GOAL: Your copy of the material must match it exactly, except that pictures are dropped.

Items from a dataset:
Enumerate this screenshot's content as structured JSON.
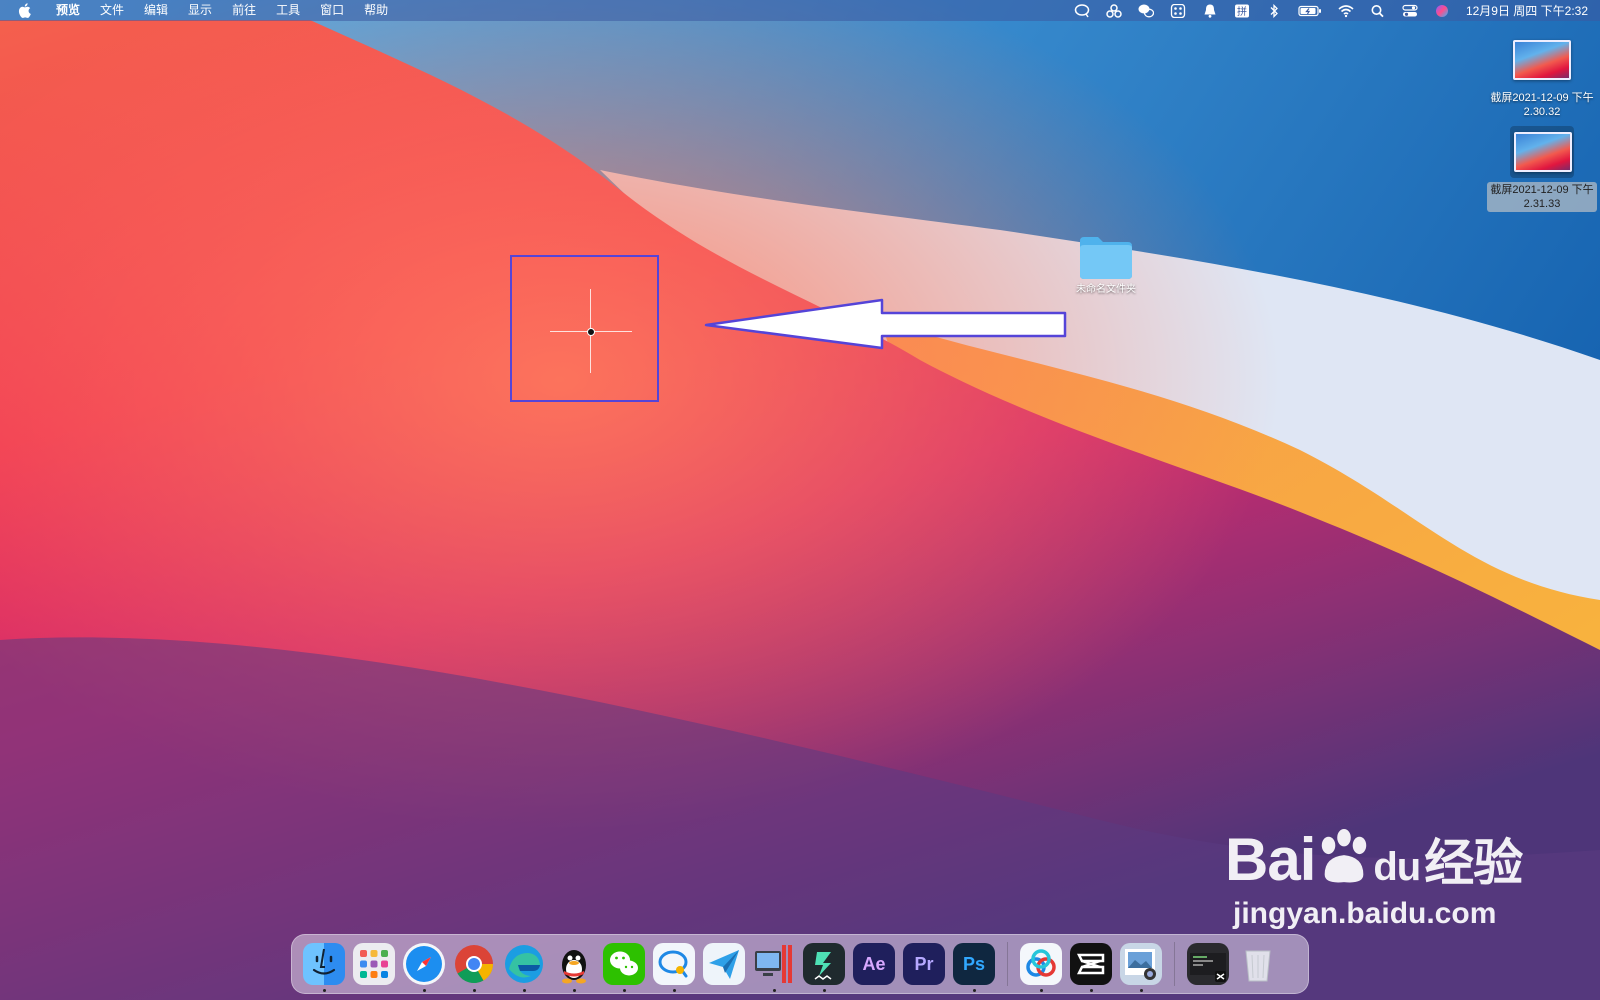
{
  "menubar": {
    "app_name": "预览",
    "items": [
      "文件",
      "编辑",
      "显示",
      "前往",
      "工具",
      "窗口",
      "帮助"
    ],
    "status_icons": [
      "chat-bubble-icon",
      "connection-icon",
      "wechat-icon",
      "grid-icon",
      "bell-icon",
      "input-method-icon",
      "bluetooth-icon",
      "battery-icon",
      "wifi-icon",
      "search-icon",
      "control-center-icon",
      "siri-icon"
    ],
    "input_method_label": "拼",
    "clock": "12月9日 周四 下午2:32"
  },
  "desktop": {
    "files": [
      {
        "label": "截屏2021-12-09 下午2.30.32",
        "selected": false
      },
      {
        "label": "截屏2021-12-09 下午2.31.33",
        "selected": true
      }
    ],
    "folder": {
      "label": "未命名文件夹"
    }
  },
  "dock": {
    "apps": [
      {
        "name": "finder-app",
        "text": "",
        "color": "#2d8cf0",
        "running": true
      },
      {
        "name": "launchpad-app",
        "text": "",
        "color": "#e8e8ec",
        "running": false
      },
      {
        "name": "safari-app",
        "text": "",
        "color": "#1c8ef0",
        "running": true
      },
      {
        "name": "chrome-app",
        "text": "",
        "color": "#f4f4f4",
        "running": true
      },
      {
        "name": "edge-app",
        "text": "",
        "color": "#1a7fd4",
        "running": true
      },
      {
        "name": "qq-app",
        "text": "",
        "color": "transparent",
        "running": true
      },
      {
        "name": "wechat-app",
        "text": "",
        "color": "#2dc100",
        "running": true
      },
      {
        "name": "qq-browser-app",
        "text": "",
        "color": "#f2f6fb",
        "running": true
      },
      {
        "name": "send-app",
        "text": "",
        "color": "#eef4fa",
        "running": false
      },
      {
        "name": "parallels-app",
        "text": "",
        "color": "#d7dbe2",
        "running": true
      },
      {
        "name": "filmora-app",
        "text": "",
        "color": "#1f2a2e",
        "running": true
      },
      {
        "name": "after-effects-app",
        "text": "Ae",
        "color": "#1f1f5c",
        "running": false
      },
      {
        "name": "premiere-app",
        "text": "Pr",
        "color": "#1f1f5c",
        "running": false
      },
      {
        "name": "photoshop-app",
        "text": "Ps",
        "color": "#0f2740",
        "running": true
      },
      {
        "name": "baidu-netdisk-app",
        "text": "",
        "color": "#f4f7fb",
        "running": true
      },
      {
        "name": "capcut-app",
        "text": "",
        "color": "#111111",
        "running": true
      },
      {
        "name": "preview-app",
        "text": "",
        "color": "#c8d6e6",
        "running": true
      },
      {
        "name": "screenshot-folder",
        "text": "",
        "color": "#2a2a2e",
        "running": false
      },
      {
        "name": "trash-app",
        "text": "",
        "color": "#dfe3e8",
        "running": false
      }
    ]
  },
  "watermark": {
    "brand": "Bai",
    "brand_tail": "du",
    "brand_cn": "经验",
    "url": "jingyan.baidu.com"
  },
  "colors": {
    "annotation": "#5544d8",
    "menubar_text": "#ffffff"
  }
}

SOLUTION TO THE EXERCISE:
Enumerate this screenshot's content as structured JSON.
{
  "menubar": {
    "app_name": "预览",
    "items": [
      "文件",
      "编辑",
      "显示",
      "前往",
      "工具",
      "窗口",
      "帮助"
    ],
    "status_icons": [
      "chat-bubble-icon",
      "connection-icon",
      "wechat-icon",
      "grid-icon",
      "bell-icon",
      "input-method-icon",
      "bluetooth-icon",
      "battery-icon",
      "wifi-icon",
      "search-icon",
      "control-center-icon",
      "siri-icon"
    ],
    "input_method_label": "拼",
    "clock": "12月9日 周四 下午2:32"
  },
  "desktop": {
    "files": [
      {
        "label": "截屏2021-12-09 下午2.30.32",
        "selected": false
      },
      {
        "label": "截屏2021-12-09 下午2.31.33",
        "selected": true
      }
    ],
    "folder": {
      "label": "未命名文件夹"
    }
  },
  "dock": {
    "apps": [
      {
        "name": "finder-app",
        "text": "",
        "color": "#2d8cf0",
        "running": true
      },
      {
        "name": "launchpad-app",
        "text": "",
        "color": "#e8e8ec",
        "running": false
      },
      {
        "name": "safari-app",
        "text": "",
        "color": "#1c8ef0",
        "running": true
      },
      {
        "name": "chrome-app",
        "text": "",
        "color": "#f4f4f4",
        "running": true
      },
      {
        "name": "edge-app",
        "text": "",
        "color": "#1a7fd4",
        "running": true
      },
      {
        "name": "qq-app",
        "text": "",
        "color": "transparent",
        "running": true
      },
      {
        "name": "wechat-app",
        "text": "",
        "color": "#2dc100",
        "running": true
      },
      {
        "name": "qq-browser-app",
        "text": "",
        "color": "#f2f6fb",
        "running": true
      },
      {
        "name": "send-app",
        "text": "",
        "color": "#eef4fa",
        "running": false
      },
      {
        "name": "parallels-app",
        "text": "",
        "color": "#d7dbe2",
        "running": true
      },
      {
        "name": "filmora-app",
        "text": "",
        "color": "#1f2a2e",
        "running": true
      },
      {
        "name": "after-effects-app",
        "text": "Ae",
        "color": "#1f1f5c",
        "running": false
      },
      {
        "name": "premiere-app",
        "text": "Pr",
        "color": "#1f1f5c",
        "running": false
      },
      {
        "name": "photoshop-app",
        "text": "Ps",
        "color": "#0f2740",
        "running": true
      },
      {
        "name": "baidu-netdisk-app",
        "text": "",
        "color": "#f4f7fb",
        "running": true
      },
      {
        "name": "capcut-app",
        "text": "",
        "color": "#111111",
        "running": true
      },
      {
        "name": "preview-app",
        "text": "",
        "color": "#c8d6e6",
        "running": true
      },
      {
        "name": "screenshot-folder",
        "text": "",
        "color": "#2a2a2e",
        "running": false
      },
      {
        "name": "trash-app",
        "text": "",
        "color": "#dfe3e8",
        "running": false
      }
    ]
  },
  "watermark": {
    "brand": "Bai",
    "brand_tail": "du",
    "brand_cn": "经验",
    "url": "jingyan.baidu.com"
  },
  "colors": {
    "annotation": "#5544d8",
    "menubar_text": "#ffffff"
  }
}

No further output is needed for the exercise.